== Problem statement ==
Copy the data below from the line that has "year-label: 2022 [149, 467, 184, 483]" through the line that has "month-label: Nov [691, 450, 718, 466]", with "month-label" swapped for "month-name" and nothing else changed.

-- Start --

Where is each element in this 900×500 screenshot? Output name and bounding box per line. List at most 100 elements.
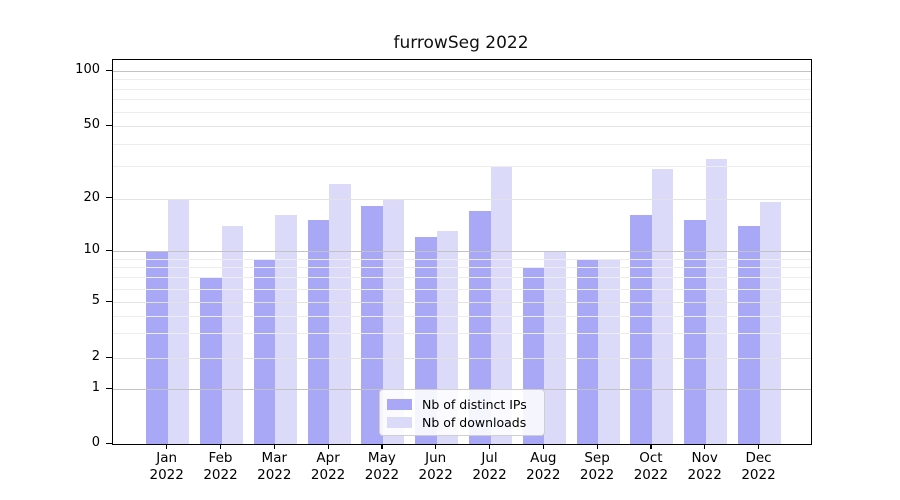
year-label: 2022 [149, 467, 184, 483]
month-label: Sep [584, 450, 610, 466]
y-tick-label-0: 0 [91, 435, 100, 450]
bar-ips-mar [253, 258, 276, 444]
month-label: Oct [639, 450, 663, 466]
gridline-minor-4 [113, 315, 811, 317]
legend-swatch-distinct-ips [387, 398, 412, 410]
month-label: Jan [156, 450, 178, 466]
y-tick-2 [106, 356, 112, 358]
gridline-minor-70 [113, 99, 811, 101]
gridline-20 [113, 198, 811, 200]
gridline-minor-6 [113, 288, 811, 290]
year-label: 2022 [364, 467, 400, 483]
month-label: Nov [691, 450, 718, 466]
bar-ips-feb [200, 277, 222, 444]
bar-ips-oct [630, 215, 652, 444]
bar-ips-nov [684, 220, 706, 444]
bar-ips-jan [146, 251, 168, 444]
gridline-minor-40 [113, 143, 811, 145]
y-tick-0 [106, 442, 112, 444]
bar-ips-may [361, 206, 383, 444]
bar-downloads-sep [598, 258, 620, 444]
gridline-50 [113, 126, 811, 127]
month-label: Jul [481, 450, 498, 466]
gridline-minor-90 [113, 79, 811, 81]
x-tick-label-jul: Jul 2022 [460, 450, 520, 484]
y-tick-label-10: 10 [83, 242, 100, 257]
month-label: Dec [745, 450, 772, 466]
bar-downloads-apr [329, 184, 351, 444]
x-tick-aug [542, 444, 545, 449]
chart-title: furrowSeg 2022 [393, 33, 529, 53]
y-tick-50 [106, 124, 112, 126]
x-tick-apr [327, 444, 329, 449]
legend-label-downloads: Nb of downloads [422, 414, 527, 430]
year-label: 2022 [203, 467, 238, 483]
y-tick-100 [106, 69, 112, 71]
y-tick-label-1: 1 [91, 380, 100, 395]
y-tick-label-20: 20 [83, 189, 100, 205]
legend: Nb of distinct IPs Nb of downloads [379, 389, 545, 436]
x-tick-may [381, 444, 383, 449]
y-tick-10 [106, 249, 112, 251]
gridline-100 [113, 71, 811, 72]
gridline-minor-9 [113, 258, 811, 260]
x-tick-label-may: May 2022 [352, 450, 412, 484]
x-tick-oct [650, 444, 652, 449]
legend-item-downloads: Nb of downloads [387, 413, 536, 431]
bar-downloads-oct [651, 169, 674, 444]
y-tick-5 [106, 300, 112, 302]
legend-item-distinct-ips: Nb of distinct IPs [387, 395, 536, 413]
x-tick-feb [220, 444, 222, 449]
plot-area [112, 59, 812, 445]
gridline-minor-3 [113, 333, 811, 335]
year-label: 2022 [526, 467, 561, 483]
year-label: 2022 [418, 467, 453, 483]
year-label: 2022 [741, 467, 776, 483]
month-label: May [367, 450, 396, 466]
gridline-minor-7 [113, 277, 811, 279]
x-tick-label-jan: Jan 2022 [137, 450, 197, 484]
x-tick-jun [435, 444, 437, 449]
gridline-2 [113, 358, 811, 359]
y-tick-label-5: 5 [91, 293, 100, 308]
x-tick-nov [704, 444, 706, 449]
y-tick-20 [106, 197, 112, 199]
x-tick-mar [273, 444, 276, 449]
x-tick-sep [596, 444, 598, 449]
month-label: Mar [261, 450, 288, 466]
x-tick-label-aug: Aug 2022 [513, 450, 573, 484]
y-tick-label-100: 100 [75, 62, 100, 77]
x-tick-label-dec: Dec 2022 [729, 450, 789, 484]
gridline-minor-60 [113, 111, 811, 113]
month-label: Aug [530, 450, 557, 466]
bar-ips-sep [576, 258, 599, 444]
x-tick-label-mar: Mar 2022 [244, 450, 304, 484]
x-tick-label-feb: Feb 2022 [191, 450, 251, 484]
gridline-minor-8 [113, 267, 811, 269]
year-label: 2022 [257, 467, 292, 483]
year-label: 2022 [687, 467, 722, 483]
y-tick-label-2: 2 [91, 349, 100, 364]
x-tick-label-jun: Jun 2022 [406, 450, 466, 484]
legend-swatch-downloads [387, 416, 412, 428]
gridline-10 [113, 251, 811, 252]
bar-ips-apr [307, 220, 330, 444]
year-label: 2022 [633, 467, 669, 483]
gridline-minor-80 [113, 88, 811, 90]
gridline-minor-30 [113, 166, 811, 168]
bar-downloads-aug [544, 251, 566, 444]
year-label: 2022 [579, 467, 615, 483]
bar-downloads-mar [275, 215, 297, 444]
bar-downloads-jan [167, 198, 190, 444]
year-label: 2022 [472, 467, 507, 483]
month-label: Feb [208, 450, 233, 466]
bar-ips-jul [469, 210, 491, 444]
y-tick-1 [106, 387, 112, 389]
bar-downloads-jul [490, 166, 512, 444]
x-tick-label-nov: Nov 2022 [675, 450, 735, 484]
bar-downloads-dec [759, 202, 781, 444]
y-tick-label-50: 50 [83, 117, 100, 132]
bar-downloads-nov [705, 158, 728, 444]
x-tick-label-sep: Sep 2022 [567, 450, 627, 484]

-- End --

== Task output ==
year-label: 2022 [149, 467, 184, 483]
month-name: Sep [584, 450, 610, 466]
y-tick-label-0: 0 [91, 435, 100, 450]
bar-ips-mar [253, 258, 276, 444]
month-name: Oct [639, 450, 663, 466]
gridline-minor-4 [113, 315, 811, 317]
legend-swatch-distinct-ips [387, 398, 412, 410]
month-name: Jan [156, 450, 178, 466]
y-tick-2 [106, 356, 112, 358]
gridline-minor-70 [113, 99, 811, 101]
gridline-20 [113, 198, 811, 200]
gridline-minor-6 [113, 288, 811, 290]
year-label: 2022 [364, 467, 400, 483]
month-name: Nov [691, 450, 718, 466]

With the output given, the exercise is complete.